(Written exercise) Revise the data below by replacing "Terminations" with "End connections" wherever it appears, and leave everything else unchanged. Omit the pictures from your answer.

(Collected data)
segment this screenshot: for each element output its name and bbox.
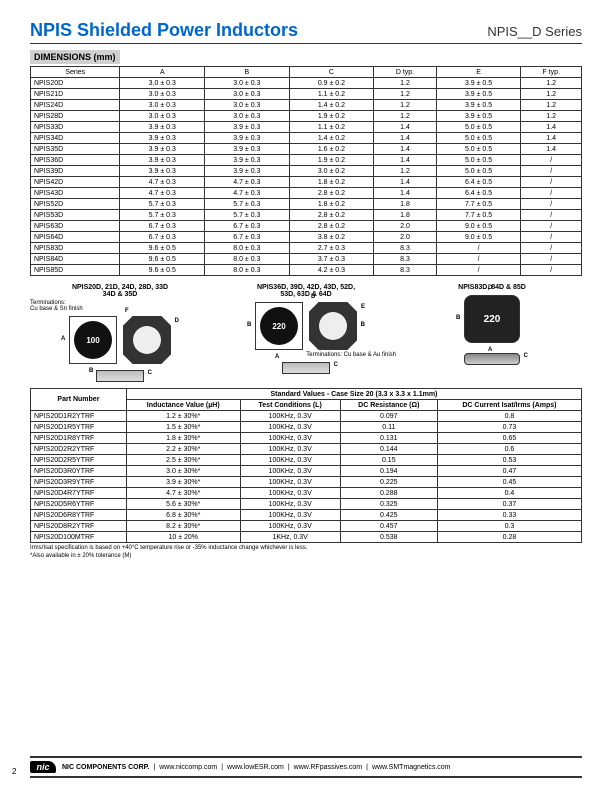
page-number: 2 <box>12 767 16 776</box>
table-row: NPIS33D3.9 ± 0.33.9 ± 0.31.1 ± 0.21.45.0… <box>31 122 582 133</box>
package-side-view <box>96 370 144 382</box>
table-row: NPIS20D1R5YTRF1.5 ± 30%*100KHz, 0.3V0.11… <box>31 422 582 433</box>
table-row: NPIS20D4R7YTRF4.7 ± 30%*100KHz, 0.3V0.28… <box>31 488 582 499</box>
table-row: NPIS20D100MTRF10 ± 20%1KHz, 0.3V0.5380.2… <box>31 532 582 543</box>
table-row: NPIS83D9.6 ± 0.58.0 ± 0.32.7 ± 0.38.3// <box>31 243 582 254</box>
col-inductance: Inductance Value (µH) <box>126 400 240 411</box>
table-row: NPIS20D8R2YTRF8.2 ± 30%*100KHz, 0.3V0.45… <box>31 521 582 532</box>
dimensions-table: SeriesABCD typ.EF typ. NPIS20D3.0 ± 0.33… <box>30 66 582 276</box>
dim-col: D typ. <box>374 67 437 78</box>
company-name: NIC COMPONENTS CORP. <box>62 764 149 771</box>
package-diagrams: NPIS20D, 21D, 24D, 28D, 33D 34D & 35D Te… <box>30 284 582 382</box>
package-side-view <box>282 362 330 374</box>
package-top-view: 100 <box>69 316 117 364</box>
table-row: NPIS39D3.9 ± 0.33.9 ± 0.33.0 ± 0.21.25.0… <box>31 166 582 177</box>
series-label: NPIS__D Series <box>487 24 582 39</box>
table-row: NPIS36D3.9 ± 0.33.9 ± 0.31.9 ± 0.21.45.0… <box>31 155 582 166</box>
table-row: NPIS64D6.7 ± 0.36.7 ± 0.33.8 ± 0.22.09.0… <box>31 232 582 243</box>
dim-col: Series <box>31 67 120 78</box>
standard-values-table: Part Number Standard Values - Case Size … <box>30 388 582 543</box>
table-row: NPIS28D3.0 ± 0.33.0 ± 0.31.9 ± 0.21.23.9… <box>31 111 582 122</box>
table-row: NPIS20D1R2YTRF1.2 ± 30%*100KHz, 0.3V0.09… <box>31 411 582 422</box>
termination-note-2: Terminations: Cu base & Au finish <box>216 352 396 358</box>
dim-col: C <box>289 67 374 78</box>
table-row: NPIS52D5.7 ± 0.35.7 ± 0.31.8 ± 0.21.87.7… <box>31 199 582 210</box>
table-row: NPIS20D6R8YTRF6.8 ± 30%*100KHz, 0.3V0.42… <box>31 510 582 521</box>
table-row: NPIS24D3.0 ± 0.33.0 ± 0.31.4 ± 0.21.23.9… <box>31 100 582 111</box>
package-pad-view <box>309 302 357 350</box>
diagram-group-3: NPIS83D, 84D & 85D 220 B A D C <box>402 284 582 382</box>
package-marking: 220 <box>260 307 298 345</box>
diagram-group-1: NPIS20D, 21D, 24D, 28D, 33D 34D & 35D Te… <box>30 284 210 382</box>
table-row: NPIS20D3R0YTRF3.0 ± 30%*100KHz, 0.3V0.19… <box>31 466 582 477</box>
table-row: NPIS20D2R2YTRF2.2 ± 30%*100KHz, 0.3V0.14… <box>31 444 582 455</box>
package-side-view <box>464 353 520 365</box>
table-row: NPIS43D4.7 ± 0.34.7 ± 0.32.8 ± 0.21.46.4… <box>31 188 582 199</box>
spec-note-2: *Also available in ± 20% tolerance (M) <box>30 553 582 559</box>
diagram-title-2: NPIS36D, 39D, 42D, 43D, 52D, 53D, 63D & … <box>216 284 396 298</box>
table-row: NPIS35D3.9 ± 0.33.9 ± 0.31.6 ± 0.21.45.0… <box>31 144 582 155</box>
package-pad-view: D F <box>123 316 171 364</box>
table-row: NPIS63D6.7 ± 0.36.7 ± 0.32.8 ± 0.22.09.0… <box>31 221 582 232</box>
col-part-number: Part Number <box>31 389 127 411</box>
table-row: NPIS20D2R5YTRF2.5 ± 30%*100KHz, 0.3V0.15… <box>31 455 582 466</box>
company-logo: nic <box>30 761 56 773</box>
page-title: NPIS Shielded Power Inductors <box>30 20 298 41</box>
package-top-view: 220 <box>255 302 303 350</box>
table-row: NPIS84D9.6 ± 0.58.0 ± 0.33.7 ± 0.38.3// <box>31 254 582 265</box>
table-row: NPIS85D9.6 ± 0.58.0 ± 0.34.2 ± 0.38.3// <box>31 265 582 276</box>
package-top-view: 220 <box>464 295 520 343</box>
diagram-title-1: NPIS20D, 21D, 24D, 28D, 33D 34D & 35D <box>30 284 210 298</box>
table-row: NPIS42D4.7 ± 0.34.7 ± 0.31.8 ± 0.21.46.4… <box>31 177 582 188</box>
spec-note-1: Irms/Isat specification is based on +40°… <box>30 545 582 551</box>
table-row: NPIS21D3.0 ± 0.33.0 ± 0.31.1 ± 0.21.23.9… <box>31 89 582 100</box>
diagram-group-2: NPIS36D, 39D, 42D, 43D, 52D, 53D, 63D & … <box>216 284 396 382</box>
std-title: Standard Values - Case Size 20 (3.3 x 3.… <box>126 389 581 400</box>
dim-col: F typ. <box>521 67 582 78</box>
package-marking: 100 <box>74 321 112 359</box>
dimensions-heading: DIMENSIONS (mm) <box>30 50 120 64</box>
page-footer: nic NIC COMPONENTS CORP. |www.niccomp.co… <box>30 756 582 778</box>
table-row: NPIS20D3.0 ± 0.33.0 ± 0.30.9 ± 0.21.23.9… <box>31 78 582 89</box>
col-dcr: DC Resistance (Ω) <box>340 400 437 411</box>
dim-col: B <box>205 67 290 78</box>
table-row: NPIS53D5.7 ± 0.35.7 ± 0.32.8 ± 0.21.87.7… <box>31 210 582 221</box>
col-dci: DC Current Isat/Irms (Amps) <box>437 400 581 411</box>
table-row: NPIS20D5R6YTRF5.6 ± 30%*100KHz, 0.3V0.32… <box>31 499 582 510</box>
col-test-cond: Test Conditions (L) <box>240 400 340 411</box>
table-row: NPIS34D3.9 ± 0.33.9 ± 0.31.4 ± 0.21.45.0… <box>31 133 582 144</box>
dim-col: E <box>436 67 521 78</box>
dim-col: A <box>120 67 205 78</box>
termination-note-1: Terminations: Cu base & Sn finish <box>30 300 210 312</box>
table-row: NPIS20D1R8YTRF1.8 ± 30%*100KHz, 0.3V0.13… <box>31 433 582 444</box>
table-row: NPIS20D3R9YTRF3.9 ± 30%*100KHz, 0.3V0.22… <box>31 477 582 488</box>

(Correct output)
segment this screenshot: for each element output its name and bbox.
page-number: 2 <box>12 767 16 776</box>
table-row: NPIS33D3.9 ± 0.33.9 ± 0.31.1 ± 0.21.45.0… <box>31 122 582 133</box>
package-side-view <box>96 370 144 382</box>
table-row: NPIS20D1R5YTRF1.5 ± 30%*100KHz, 0.3V0.11… <box>31 422 582 433</box>
table-row: NPIS20D4R7YTRF4.7 ± 30%*100KHz, 0.3V0.28… <box>31 488 582 499</box>
table-row: NPIS20D100MTRF10 ± 20%1KHz, 0.3V0.5380.2… <box>31 532 582 543</box>
table-row: NPIS83D9.6 ± 0.58.0 ± 0.32.7 ± 0.38.3// <box>31 243 582 254</box>
col-inductance: Inductance Value (µH) <box>126 400 240 411</box>
table-row: NPIS20D8R2YTRF8.2 ± 30%*100KHz, 0.3V0.45… <box>31 521 582 532</box>
dimensions-table: SeriesABCD typ.EF typ. NPIS20D3.0 ± 0.33… <box>30 66 582 276</box>
dim-col: D typ. <box>374 67 437 78</box>
company-name: NIC COMPONENTS CORP. <box>62 764 149 771</box>
package-diagrams: NPIS20D, 21D, 24D, 28D, 33D 34D & 35D Te… <box>30 284 582 382</box>
package-side-view <box>282 362 330 374</box>
package-top-view: 100 <box>69 316 117 364</box>
table-row: NPIS39D3.9 ± 0.33.9 ± 0.33.0 ± 0.21.25.0… <box>31 166 582 177</box>
series-label: NPIS__D Series <box>487 24 582 39</box>
table-row: NPIS36D3.9 ± 0.33.9 ± 0.31.9 ± 0.21.45.0… <box>31 155 582 166</box>
table-row: NPIS64D6.7 ± 0.36.7 ± 0.33.8 ± 0.22.09.0… <box>31 232 582 243</box>
dim-col: Series <box>31 67 120 78</box>
standard-values-table: Part Number Standard Values - Case Size … <box>30 388 582 543</box>
table-row: NPIS28D3.0 ± 0.33.0 ± 0.31.9 ± 0.21.23.9… <box>31 111 582 122</box>
table-row: NPIS20D1R2YTRF1.2 ± 30%*100KHz, 0.3V0.09… <box>31 411 582 422</box>
termination-note-2: End connections: Cu base & Au finish <box>216 352 396 358</box>
dim-col: C <box>289 67 374 78</box>
table-row: NPIS52D5.7 ± 0.35.7 ± 0.31.8 ± 0.21.87.7… <box>31 199 582 210</box>
table-row: NPIS20D6R8YTRF6.8 ± 30%*100KHz, 0.3V0.42… <box>31 510 582 521</box>
table-row: NPIS24D3.0 ± 0.33.0 ± 0.31.4 ± 0.21.23.9… <box>31 100 582 111</box>
package-pad-view <box>309 302 357 350</box>
diagram-group-3: NPIS83D, 84D & 85D 220 B A D C <box>402 284 582 382</box>
package-marking: 220 <box>260 307 298 345</box>
diagram-group-1: NPIS20D, 21D, 24D, 28D, 33D 34D & 35D Te… <box>30 284 210 382</box>
table-row: NPIS20D3R0YTRF3.0 ± 30%*100KHz, 0.3V0.19… <box>31 466 582 477</box>
table-row: NPIS20D2R2YTRF2.2 ± 30%*100KHz, 0.3V0.14… <box>31 444 582 455</box>
package-side-view <box>464 353 520 365</box>
table-row: NPIS43D4.7 ± 0.34.7 ± 0.32.8 ± 0.21.46.4… <box>31 188 582 199</box>
spec-note-2: *Also available in ± 20% tolerance (M) <box>30 553 582 559</box>
diagram-title-2: NPIS36D, 39D, 42D, 43D, 52D, 53D, 63D & … <box>216 284 396 298</box>
table-row: NPIS35D3.9 ± 0.33.9 ± 0.31.6 ± 0.21.45.0… <box>31 144 582 155</box>
package-pad-view: D F <box>123 316 171 364</box>
table-row: NPIS63D6.7 ± 0.36.7 ± 0.32.8 ± 0.22.09.0… <box>31 221 582 232</box>
col-part-number: Part Number <box>31 389 127 411</box>
table-row: NPIS20D2R5YTRF2.5 ± 30%*100KHz, 0.3V0.15… <box>31 455 582 466</box>
company-logo: nic <box>30 761 56 773</box>
page-title: NPIS Shielded Power Inductors <box>30 20 298 41</box>
package-top-view: 220 <box>255 302 303 350</box>
table-row: NPIS84D9.6 ± 0.58.0 ± 0.33.7 ± 0.38.3// <box>31 254 582 265</box>
table-row: NPIS85D9.6 ± 0.58.0 ± 0.34.2 ± 0.38.3// <box>31 265 582 276</box>
package-top-view: 220 <box>464 295 520 343</box>
diagram-title-1: NPIS20D, 21D, 24D, 28D, 33D 34D & 35D <box>30 284 210 298</box>
table-row: NPIS42D4.7 ± 0.34.7 ± 0.31.8 ± 0.21.46.4… <box>31 177 582 188</box>
spec-note-1: Irms/Isat specification is based on +40°… <box>30 545 582 551</box>
table-row: NPIS21D3.0 ± 0.33.0 ± 0.31.1 ± 0.21.23.9… <box>31 89 582 100</box>
diagram-group-2: NPIS36D, 39D, 42D, 43D, 52D, 53D, 63D & … <box>216 284 396 382</box>
std-title: Standard Values - Case Size 20 (3.3 x 3.… <box>126 389 581 400</box>
dim-col: F typ. <box>521 67 582 78</box>
package-marking: 100 <box>74 321 112 359</box>
dimensions-heading: DIMENSIONS (mm) <box>30 50 120 64</box>
page-footer: nic NIC COMPONENTS CORP. |www.niccomp.co… <box>30 756 582 778</box>
table-row: NPIS20D3.0 ± 0.33.0 ± 0.30.9 ± 0.21.23.9… <box>31 78 582 89</box>
col-dcr: DC Resistance (Ω) <box>340 400 437 411</box>
dim-col: B <box>205 67 290 78</box>
table-row: NPIS53D5.7 ± 0.35.7 ± 0.32.8 ± 0.21.87.7… <box>31 210 582 221</box>
col-dci: DC Current Isat/Irms (Amps) <box>437 400 581 411</box>
table-row: NPIS20D5R6YTRF5.6 ± 30%*100KHz, 0.3V0.32… <box>31 499 582 510</box>
col-test-cond: Test Conditions (L) <box>240 400 340 411</box>
table-row: NPIS34D3.9 ± 0.33.9 ± 0.31.4 ± 0.21.45.0… <box>31 133 582 144</box>
dim-col: E <box>436 67 521 78</box>
dim-col: A <box>120 67 205 78</box>
termination-note-1: End connections: Cu base & Sn finish <box>30 300 210 312</box>
table-row: NPIS20D1R8YTRF1.8 ± 30%*100KHz, 0.3V0.13… <box>31 433 582 444</box>
table-row: NPIS20D3R9YTRF3.9 ± 30%*100KHz, 0.3V0.22… <box>31 477 582 488</box>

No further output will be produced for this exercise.